- PROBLEM TO SOLVE
Every line that holds the string "JSON" is to be identified and copied.

================================

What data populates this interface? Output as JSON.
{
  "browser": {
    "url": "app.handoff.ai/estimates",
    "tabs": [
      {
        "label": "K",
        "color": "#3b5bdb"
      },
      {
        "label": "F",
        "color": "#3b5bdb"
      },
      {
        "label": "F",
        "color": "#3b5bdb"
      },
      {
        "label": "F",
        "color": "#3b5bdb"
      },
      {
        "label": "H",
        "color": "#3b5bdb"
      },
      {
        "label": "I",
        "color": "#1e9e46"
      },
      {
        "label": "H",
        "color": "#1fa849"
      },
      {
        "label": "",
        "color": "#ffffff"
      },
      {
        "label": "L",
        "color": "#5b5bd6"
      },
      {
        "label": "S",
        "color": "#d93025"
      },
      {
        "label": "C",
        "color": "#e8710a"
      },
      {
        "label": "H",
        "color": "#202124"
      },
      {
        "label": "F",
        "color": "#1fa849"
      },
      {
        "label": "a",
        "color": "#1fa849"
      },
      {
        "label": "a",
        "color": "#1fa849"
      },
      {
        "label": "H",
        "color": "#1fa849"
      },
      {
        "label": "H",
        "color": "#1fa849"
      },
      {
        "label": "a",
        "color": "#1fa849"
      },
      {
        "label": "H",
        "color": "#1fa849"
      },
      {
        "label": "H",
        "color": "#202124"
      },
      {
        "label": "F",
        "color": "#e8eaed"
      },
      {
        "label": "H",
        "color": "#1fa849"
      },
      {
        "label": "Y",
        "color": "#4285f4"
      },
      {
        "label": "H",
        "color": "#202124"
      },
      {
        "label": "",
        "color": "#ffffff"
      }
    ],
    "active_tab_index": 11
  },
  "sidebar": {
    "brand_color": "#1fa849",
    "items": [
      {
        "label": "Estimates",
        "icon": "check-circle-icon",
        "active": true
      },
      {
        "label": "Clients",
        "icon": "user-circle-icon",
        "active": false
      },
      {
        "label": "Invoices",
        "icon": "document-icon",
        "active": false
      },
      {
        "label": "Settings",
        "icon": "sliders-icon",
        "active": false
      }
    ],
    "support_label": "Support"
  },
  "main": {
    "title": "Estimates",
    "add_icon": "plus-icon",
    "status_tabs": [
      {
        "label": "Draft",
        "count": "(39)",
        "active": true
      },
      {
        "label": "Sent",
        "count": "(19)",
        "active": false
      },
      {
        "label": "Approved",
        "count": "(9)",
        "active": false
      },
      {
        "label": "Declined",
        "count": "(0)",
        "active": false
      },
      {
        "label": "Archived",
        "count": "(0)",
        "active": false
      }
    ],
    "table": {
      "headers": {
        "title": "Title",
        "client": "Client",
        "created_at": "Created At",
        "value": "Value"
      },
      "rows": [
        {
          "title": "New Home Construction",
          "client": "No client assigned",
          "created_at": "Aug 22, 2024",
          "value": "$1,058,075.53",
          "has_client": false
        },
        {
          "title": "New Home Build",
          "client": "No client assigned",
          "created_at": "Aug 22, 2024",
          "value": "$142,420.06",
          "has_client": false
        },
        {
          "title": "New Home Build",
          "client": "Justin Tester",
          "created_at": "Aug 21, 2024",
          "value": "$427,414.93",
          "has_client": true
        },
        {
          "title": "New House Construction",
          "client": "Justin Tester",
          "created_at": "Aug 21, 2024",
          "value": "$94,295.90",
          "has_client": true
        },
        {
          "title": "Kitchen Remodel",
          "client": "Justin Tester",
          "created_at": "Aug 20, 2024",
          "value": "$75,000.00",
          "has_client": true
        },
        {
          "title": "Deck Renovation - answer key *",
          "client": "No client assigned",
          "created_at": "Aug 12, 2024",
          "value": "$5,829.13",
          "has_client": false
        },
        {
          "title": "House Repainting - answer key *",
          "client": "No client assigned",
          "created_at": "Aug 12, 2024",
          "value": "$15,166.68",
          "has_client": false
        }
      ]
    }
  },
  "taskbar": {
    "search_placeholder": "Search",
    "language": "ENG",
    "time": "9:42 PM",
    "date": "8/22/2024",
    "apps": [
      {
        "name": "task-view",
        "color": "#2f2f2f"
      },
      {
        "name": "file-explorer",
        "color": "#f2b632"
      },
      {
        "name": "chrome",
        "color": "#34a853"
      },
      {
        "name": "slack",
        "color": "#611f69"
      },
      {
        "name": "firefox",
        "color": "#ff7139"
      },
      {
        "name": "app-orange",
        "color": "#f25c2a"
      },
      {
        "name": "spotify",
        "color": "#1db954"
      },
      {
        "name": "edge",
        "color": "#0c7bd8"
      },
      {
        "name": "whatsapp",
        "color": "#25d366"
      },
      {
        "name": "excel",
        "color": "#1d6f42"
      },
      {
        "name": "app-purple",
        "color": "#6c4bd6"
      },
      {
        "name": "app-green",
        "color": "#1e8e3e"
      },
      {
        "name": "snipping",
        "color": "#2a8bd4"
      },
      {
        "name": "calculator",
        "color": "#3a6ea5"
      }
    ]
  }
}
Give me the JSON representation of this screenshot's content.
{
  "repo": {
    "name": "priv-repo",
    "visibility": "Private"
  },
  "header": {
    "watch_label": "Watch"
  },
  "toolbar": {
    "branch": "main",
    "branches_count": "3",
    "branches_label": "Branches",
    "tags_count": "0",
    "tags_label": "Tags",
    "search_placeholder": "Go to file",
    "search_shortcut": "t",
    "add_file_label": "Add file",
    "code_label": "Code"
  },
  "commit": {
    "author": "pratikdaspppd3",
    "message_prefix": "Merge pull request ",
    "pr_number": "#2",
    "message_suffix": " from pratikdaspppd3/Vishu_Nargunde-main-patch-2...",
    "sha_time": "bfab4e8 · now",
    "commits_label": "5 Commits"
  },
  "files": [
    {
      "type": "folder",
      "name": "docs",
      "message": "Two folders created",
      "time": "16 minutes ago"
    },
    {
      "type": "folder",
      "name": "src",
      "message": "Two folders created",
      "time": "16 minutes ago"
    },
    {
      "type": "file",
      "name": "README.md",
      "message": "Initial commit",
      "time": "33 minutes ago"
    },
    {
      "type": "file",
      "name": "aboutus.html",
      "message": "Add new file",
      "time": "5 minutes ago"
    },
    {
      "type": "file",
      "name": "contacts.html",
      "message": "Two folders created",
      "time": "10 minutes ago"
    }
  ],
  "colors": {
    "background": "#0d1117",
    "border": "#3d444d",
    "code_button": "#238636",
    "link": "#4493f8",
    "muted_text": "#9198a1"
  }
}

================================

- EXERCISE ANSWER
What data populates this interface? Output as JSON.
Give me the JSON representation of this screenshot's content.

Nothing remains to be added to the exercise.